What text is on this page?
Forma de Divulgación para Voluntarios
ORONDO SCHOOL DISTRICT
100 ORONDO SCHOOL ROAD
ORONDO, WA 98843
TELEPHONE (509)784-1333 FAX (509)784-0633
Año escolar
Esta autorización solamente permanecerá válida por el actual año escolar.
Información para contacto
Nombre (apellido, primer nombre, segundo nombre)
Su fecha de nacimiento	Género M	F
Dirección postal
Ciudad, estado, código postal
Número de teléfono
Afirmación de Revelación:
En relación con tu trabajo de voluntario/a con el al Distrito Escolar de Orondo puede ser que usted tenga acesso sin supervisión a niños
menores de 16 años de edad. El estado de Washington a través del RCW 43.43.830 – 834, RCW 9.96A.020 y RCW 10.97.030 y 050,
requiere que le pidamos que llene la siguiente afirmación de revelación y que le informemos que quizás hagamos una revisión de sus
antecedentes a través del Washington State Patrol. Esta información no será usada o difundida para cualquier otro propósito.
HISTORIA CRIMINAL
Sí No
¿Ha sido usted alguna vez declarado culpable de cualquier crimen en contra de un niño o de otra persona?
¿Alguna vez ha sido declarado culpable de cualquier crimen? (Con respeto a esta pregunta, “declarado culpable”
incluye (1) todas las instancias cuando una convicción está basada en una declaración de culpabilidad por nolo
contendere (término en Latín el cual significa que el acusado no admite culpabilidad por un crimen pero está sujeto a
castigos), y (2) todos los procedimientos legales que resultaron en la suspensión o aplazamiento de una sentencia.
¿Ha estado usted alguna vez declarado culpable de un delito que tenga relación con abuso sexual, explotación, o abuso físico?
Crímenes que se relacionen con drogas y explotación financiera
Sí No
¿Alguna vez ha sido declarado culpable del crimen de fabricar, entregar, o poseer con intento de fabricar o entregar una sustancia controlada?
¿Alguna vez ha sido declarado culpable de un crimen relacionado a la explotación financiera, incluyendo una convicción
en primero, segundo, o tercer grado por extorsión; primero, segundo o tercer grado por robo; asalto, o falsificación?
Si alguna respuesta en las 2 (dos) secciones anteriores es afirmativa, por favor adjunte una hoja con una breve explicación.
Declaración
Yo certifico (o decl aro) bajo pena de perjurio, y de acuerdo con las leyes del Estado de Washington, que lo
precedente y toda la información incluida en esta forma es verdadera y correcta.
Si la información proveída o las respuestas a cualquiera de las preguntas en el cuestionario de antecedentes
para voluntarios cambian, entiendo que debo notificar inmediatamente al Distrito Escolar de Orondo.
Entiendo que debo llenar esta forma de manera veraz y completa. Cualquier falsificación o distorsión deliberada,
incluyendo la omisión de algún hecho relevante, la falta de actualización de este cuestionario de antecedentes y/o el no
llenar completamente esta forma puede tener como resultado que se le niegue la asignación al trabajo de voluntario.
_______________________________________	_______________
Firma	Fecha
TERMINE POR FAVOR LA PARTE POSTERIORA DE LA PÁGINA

----

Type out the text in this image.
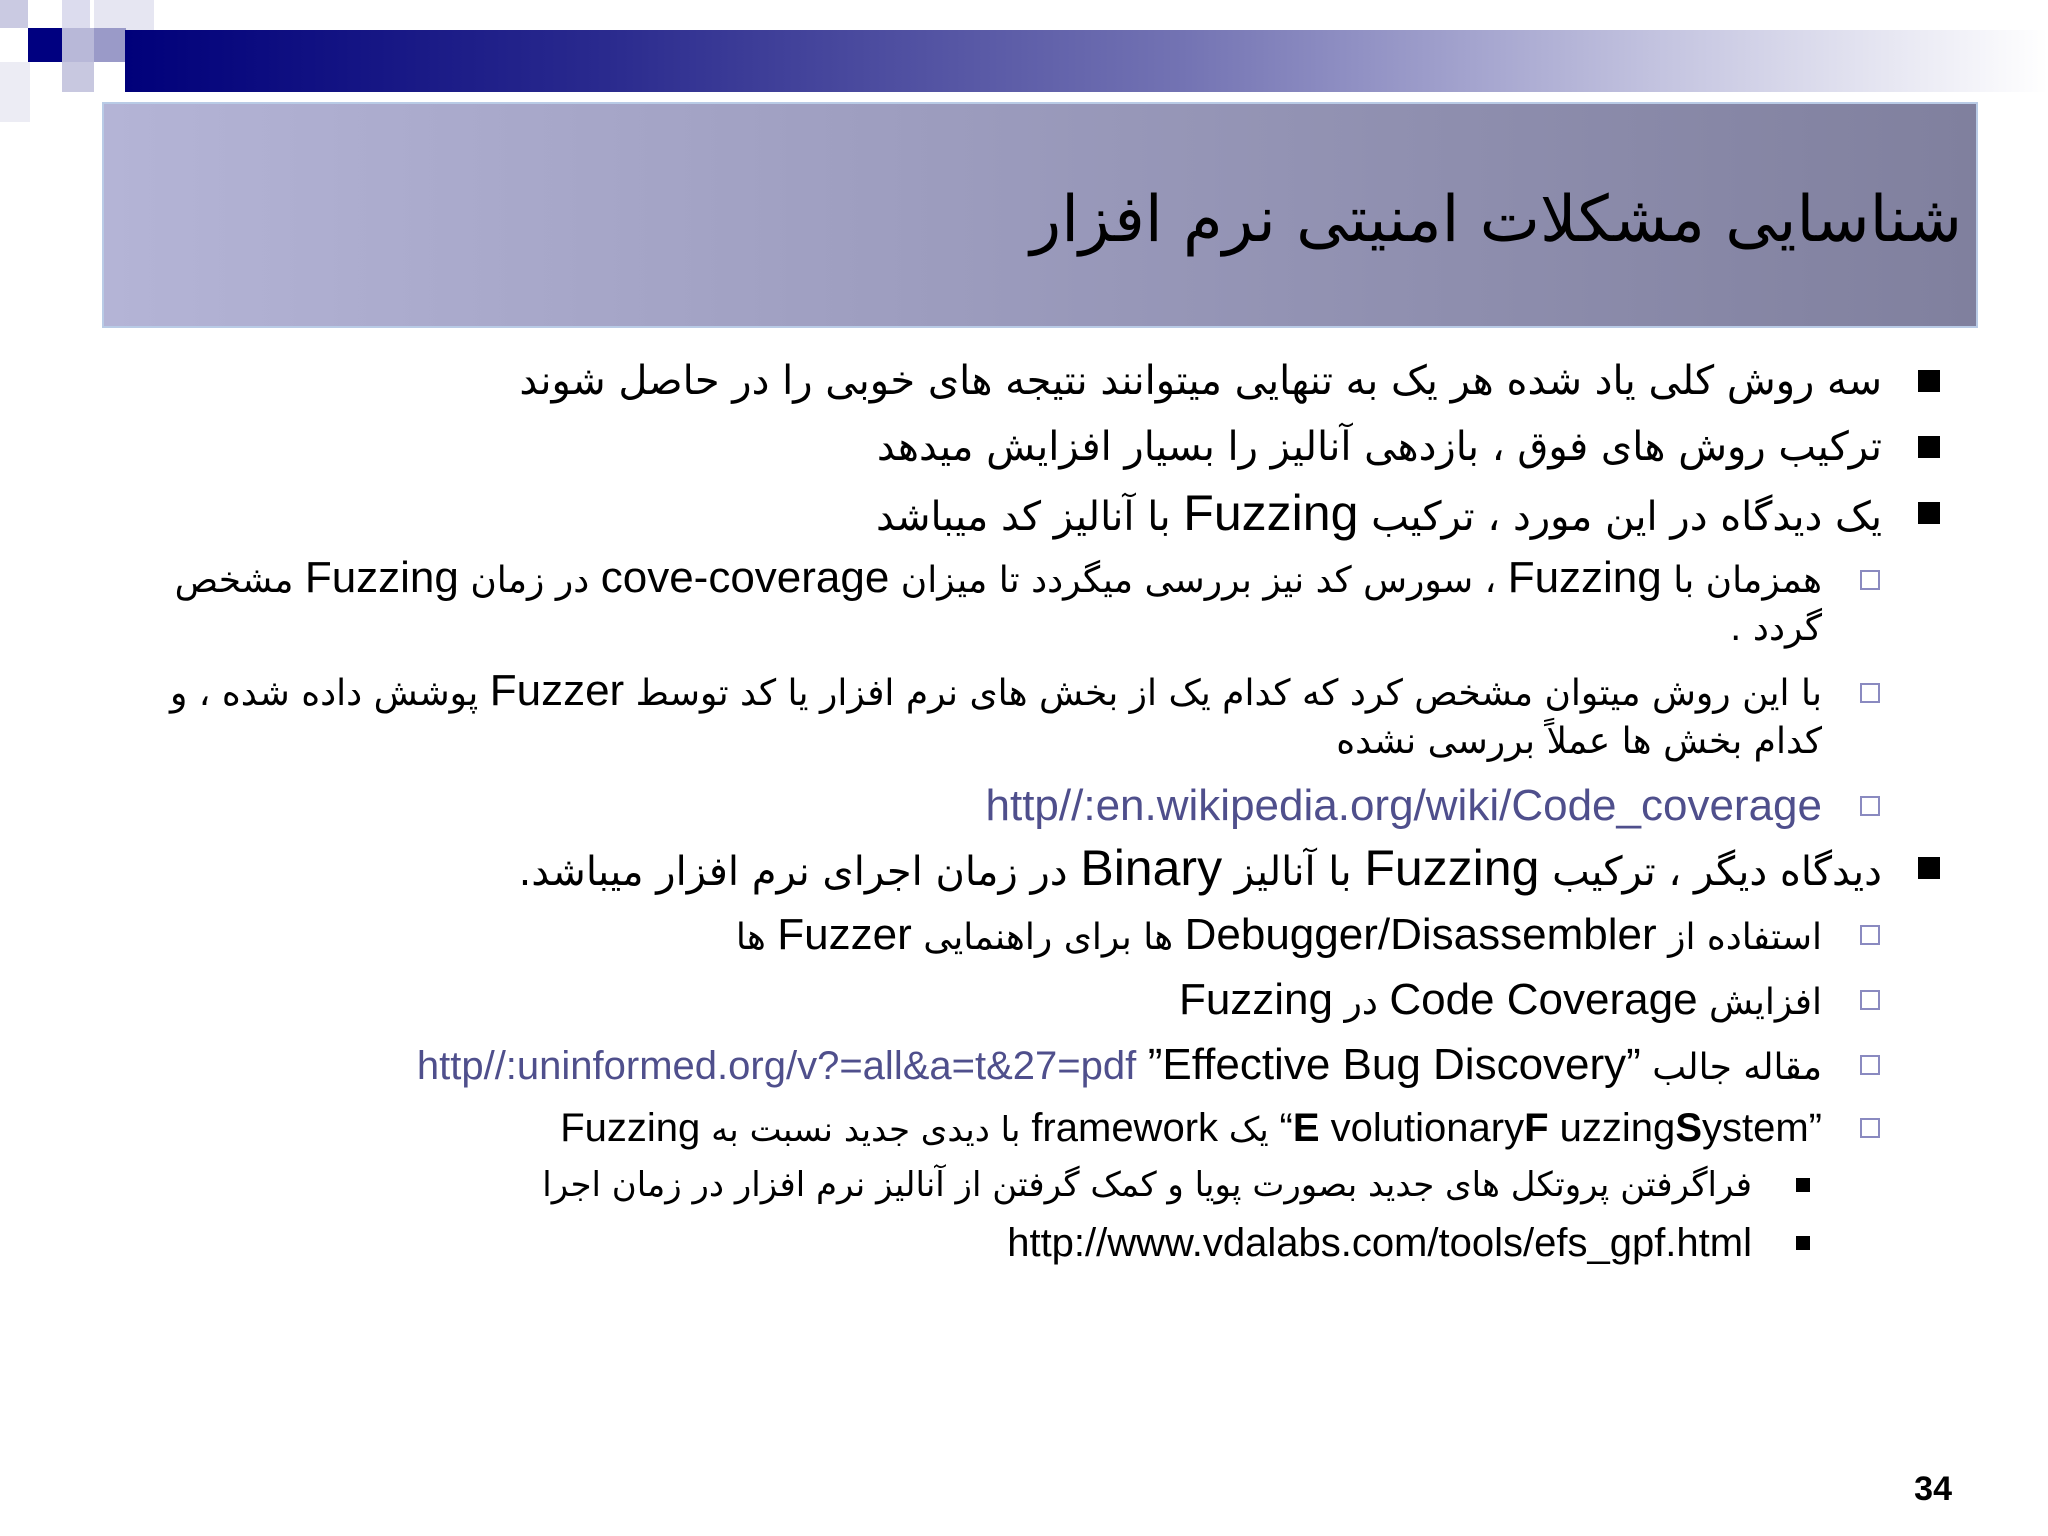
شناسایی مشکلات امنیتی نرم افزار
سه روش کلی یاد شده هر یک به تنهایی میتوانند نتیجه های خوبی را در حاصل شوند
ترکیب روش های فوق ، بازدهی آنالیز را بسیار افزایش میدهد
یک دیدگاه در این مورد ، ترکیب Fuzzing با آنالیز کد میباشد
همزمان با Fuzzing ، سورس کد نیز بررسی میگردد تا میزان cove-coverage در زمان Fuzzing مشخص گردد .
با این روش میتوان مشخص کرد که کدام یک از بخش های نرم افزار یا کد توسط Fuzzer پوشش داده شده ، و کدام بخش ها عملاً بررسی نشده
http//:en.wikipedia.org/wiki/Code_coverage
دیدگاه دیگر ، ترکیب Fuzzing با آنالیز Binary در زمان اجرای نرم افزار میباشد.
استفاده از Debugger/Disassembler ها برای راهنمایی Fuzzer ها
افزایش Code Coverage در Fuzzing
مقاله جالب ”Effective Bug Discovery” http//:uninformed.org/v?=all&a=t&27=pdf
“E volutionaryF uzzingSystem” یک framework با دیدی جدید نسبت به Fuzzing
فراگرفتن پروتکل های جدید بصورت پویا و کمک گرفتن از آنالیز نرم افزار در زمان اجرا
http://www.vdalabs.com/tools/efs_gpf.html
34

----

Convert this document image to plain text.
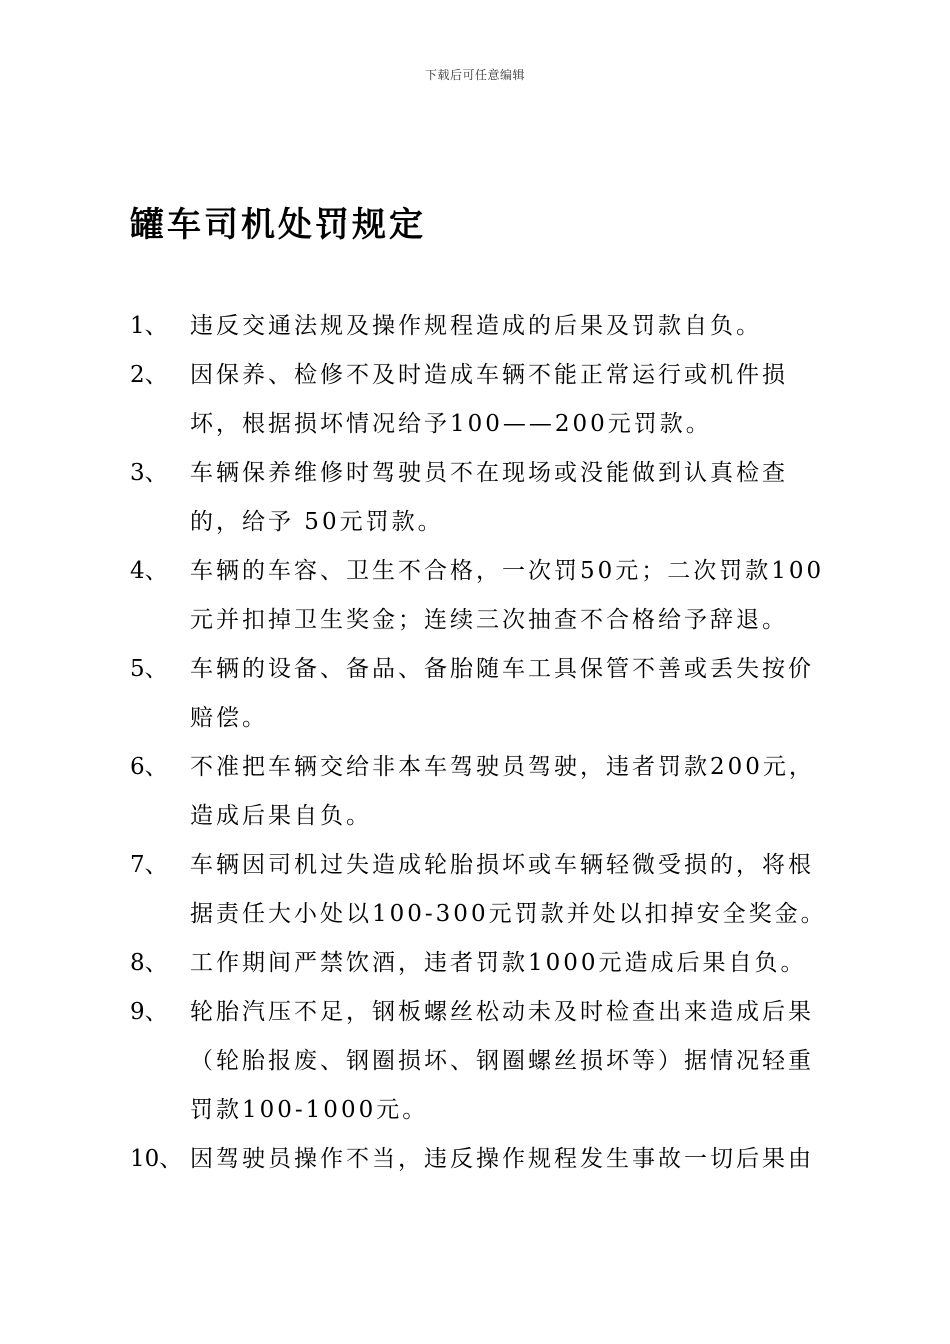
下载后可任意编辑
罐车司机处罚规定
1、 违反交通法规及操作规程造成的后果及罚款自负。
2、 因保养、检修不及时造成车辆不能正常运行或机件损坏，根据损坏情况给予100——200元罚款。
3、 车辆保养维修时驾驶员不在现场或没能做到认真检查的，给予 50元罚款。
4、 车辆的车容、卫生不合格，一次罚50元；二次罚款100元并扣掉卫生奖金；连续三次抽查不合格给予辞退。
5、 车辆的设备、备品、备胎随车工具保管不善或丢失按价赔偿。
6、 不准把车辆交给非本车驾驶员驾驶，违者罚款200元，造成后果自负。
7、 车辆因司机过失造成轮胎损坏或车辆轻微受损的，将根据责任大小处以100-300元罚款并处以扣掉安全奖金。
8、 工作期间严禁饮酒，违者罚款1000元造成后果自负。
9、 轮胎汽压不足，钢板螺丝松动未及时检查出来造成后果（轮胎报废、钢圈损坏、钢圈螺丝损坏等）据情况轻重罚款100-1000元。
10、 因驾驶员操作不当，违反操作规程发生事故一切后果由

----

- _WHAT THIS TASK INVOLVES_
Search the listing for the string "sido". Copy each line where it turns up.

- _COMPLETED TASK_
¿Ha sido usted alguna vez declarado culpable de cualquier crimen en contra de un niño o de otra persona?
¿Alguna vez ha sido declarado culpable de cualquier crimen? (Con respeto a esta pregunta, “declarado culpable”
¿Alguna vez ha sido declarado culpable del crimen de fabricar, entregar, o poseer con intento de fabricar o entregar una sustancia controlada?
¿Alguna vez ha sido declarado culpable de un crimen relacionado a la explotación financiera, incluyendo una convicción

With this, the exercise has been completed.